<<<<

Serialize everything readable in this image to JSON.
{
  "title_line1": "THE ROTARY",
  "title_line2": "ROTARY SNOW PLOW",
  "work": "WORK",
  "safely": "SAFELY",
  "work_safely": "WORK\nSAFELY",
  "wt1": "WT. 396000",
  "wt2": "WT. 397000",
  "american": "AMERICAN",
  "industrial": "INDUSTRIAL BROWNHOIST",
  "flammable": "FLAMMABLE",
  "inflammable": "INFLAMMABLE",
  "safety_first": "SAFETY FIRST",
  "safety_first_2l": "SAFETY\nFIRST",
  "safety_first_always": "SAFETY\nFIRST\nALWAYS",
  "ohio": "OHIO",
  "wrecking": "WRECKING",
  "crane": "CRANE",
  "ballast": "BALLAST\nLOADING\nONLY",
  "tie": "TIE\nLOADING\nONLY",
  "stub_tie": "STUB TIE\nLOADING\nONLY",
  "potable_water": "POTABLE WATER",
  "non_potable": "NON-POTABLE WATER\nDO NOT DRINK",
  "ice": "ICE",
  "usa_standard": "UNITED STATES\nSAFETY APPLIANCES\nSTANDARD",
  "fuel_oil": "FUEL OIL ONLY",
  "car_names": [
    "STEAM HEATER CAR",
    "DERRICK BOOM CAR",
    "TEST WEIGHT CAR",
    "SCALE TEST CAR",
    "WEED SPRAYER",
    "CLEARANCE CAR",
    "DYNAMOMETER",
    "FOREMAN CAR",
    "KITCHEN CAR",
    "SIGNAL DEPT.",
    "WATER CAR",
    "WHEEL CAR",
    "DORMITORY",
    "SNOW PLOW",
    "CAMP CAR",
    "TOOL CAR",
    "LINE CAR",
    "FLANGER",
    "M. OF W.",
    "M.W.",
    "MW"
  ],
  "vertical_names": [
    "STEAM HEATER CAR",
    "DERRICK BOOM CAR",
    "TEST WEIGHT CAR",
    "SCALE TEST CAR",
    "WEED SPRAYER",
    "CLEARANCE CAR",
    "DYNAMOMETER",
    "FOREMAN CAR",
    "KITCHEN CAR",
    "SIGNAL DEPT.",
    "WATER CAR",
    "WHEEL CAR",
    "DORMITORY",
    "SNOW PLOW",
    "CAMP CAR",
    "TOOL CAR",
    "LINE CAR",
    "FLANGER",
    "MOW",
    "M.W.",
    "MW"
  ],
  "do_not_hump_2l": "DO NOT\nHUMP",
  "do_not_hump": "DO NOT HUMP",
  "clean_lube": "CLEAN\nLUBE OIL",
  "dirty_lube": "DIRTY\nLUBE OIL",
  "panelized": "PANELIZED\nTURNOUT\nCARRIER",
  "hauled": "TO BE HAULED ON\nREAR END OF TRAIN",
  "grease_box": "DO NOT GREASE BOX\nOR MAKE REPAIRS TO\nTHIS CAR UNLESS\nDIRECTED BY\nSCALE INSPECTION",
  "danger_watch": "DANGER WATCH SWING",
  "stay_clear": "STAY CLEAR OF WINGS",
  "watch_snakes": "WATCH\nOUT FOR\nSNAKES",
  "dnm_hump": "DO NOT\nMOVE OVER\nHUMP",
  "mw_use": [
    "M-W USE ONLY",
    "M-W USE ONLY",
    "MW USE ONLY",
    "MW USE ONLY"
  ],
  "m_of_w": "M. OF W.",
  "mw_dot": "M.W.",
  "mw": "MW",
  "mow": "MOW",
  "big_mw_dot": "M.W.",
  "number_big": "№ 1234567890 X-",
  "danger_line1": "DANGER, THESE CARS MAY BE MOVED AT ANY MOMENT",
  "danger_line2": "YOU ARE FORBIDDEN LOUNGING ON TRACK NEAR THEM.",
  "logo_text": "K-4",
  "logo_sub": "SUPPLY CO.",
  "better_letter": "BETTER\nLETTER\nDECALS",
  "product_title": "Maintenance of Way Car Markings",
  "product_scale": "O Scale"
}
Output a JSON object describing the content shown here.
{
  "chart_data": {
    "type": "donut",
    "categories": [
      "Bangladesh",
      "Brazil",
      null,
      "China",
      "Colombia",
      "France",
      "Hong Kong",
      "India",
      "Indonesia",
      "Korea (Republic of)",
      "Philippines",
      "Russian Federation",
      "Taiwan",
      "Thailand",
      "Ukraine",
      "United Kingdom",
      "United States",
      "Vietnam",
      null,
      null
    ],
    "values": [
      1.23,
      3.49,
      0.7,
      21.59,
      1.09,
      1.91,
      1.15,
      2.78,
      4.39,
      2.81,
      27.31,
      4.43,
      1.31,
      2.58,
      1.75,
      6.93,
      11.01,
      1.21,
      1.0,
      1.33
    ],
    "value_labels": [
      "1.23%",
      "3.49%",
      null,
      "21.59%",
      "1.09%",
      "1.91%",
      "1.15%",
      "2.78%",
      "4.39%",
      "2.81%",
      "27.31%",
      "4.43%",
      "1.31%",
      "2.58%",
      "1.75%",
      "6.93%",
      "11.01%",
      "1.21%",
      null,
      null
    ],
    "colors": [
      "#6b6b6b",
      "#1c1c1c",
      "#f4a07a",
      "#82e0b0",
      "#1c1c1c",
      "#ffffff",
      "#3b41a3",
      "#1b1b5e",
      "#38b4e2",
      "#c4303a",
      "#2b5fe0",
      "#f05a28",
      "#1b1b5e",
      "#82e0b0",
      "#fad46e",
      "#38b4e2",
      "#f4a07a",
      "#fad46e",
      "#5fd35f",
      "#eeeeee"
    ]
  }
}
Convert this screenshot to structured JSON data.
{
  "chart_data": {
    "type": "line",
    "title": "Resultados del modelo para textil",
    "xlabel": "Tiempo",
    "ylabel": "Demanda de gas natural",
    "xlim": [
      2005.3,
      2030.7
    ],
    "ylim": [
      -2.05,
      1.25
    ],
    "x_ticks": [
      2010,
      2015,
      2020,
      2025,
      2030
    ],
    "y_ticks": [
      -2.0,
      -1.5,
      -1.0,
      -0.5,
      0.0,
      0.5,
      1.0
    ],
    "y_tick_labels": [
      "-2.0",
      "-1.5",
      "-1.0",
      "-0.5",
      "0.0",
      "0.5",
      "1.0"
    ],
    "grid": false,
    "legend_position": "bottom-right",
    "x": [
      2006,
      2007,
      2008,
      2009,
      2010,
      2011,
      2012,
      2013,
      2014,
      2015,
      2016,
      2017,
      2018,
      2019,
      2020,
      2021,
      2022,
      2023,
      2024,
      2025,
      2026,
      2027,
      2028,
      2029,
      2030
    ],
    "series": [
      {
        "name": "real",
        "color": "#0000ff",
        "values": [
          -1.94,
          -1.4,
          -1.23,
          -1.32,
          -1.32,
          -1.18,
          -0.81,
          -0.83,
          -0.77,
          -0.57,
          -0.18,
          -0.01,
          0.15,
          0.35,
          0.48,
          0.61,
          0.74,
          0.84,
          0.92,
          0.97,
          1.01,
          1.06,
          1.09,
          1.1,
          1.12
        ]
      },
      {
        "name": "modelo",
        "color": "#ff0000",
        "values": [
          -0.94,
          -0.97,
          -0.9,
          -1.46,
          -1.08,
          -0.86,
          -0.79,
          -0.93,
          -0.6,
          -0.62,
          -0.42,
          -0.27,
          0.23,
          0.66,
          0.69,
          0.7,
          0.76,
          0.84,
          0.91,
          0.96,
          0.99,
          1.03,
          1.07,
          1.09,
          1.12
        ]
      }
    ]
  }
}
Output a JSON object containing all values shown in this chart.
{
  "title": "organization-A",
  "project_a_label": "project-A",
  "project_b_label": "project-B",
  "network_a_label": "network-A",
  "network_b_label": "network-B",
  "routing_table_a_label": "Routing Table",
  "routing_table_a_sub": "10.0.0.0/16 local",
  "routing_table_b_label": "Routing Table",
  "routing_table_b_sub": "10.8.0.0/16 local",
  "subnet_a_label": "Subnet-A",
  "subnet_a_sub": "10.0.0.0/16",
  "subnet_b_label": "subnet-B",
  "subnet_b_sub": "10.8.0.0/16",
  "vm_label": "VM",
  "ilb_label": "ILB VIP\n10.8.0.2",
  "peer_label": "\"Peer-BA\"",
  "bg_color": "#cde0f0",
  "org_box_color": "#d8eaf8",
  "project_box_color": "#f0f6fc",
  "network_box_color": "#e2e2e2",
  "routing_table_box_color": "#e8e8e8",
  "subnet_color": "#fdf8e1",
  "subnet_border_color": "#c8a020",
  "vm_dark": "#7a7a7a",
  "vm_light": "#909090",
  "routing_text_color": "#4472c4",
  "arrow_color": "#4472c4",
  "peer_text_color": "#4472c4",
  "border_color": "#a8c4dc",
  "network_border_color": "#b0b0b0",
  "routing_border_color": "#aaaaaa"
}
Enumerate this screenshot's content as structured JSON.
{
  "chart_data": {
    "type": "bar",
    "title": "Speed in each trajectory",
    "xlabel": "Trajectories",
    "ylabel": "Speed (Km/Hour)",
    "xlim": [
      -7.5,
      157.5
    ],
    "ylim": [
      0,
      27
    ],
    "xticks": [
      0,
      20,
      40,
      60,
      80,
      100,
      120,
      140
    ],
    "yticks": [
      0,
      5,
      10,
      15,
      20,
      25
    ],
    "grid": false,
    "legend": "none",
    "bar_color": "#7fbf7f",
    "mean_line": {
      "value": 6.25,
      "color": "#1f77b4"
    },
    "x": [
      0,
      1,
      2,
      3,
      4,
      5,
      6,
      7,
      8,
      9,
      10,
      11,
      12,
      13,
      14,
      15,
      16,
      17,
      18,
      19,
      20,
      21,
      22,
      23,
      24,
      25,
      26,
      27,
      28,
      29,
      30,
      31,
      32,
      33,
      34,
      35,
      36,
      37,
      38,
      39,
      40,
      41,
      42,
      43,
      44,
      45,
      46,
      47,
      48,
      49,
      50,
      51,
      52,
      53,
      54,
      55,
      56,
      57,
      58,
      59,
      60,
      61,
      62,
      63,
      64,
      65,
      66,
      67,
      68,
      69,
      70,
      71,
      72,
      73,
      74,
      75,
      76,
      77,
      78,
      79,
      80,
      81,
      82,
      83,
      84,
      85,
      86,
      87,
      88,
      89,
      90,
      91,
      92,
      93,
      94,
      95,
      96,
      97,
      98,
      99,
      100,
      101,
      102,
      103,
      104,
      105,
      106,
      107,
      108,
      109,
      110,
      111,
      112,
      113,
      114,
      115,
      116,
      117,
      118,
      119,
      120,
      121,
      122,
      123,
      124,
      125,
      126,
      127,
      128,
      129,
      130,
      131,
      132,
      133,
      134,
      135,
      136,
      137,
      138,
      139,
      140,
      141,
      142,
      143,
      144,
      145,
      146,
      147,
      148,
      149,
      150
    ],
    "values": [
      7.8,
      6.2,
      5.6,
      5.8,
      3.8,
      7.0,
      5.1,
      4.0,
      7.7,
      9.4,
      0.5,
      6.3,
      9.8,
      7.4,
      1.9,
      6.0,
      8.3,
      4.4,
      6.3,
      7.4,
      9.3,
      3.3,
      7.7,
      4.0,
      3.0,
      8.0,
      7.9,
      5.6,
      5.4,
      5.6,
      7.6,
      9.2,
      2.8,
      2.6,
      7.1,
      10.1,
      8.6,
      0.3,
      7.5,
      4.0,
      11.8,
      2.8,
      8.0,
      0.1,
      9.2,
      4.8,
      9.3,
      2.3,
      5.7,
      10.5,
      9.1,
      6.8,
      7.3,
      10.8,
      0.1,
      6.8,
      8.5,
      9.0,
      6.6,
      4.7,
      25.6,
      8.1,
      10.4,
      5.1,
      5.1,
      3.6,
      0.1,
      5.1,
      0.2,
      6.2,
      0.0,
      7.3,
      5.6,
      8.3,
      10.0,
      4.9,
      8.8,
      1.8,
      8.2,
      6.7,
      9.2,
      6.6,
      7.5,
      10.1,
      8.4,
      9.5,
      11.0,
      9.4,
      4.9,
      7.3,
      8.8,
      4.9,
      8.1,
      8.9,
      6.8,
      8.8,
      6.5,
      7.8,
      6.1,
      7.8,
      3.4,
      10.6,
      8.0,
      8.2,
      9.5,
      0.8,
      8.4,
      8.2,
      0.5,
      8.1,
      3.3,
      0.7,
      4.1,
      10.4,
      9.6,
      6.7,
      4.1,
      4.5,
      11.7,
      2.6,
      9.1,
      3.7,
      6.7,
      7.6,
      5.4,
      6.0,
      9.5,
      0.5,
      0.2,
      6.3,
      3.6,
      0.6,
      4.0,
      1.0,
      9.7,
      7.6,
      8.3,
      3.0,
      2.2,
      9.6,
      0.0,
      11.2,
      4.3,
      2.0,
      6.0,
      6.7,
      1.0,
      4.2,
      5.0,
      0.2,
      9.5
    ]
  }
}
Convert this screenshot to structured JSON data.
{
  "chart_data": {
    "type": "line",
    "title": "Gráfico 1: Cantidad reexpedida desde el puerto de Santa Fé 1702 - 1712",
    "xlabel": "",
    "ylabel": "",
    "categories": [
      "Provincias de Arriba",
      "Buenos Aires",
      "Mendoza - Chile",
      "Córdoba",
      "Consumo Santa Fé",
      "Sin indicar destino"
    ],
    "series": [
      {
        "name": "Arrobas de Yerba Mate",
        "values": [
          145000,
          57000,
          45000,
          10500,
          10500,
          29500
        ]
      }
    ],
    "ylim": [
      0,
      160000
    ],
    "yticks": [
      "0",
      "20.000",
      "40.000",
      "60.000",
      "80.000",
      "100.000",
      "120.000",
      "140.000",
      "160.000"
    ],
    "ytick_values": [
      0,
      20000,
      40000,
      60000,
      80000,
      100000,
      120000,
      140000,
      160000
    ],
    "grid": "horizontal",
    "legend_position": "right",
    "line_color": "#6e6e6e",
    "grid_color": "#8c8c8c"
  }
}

>>>>

[What is being asked]
Of the lines above, copy each that contains "ROTARY".

[Answer below]
  "title_line1": "THE ROTARY",
  "title_line2": "ROTARY SNOW PLOW",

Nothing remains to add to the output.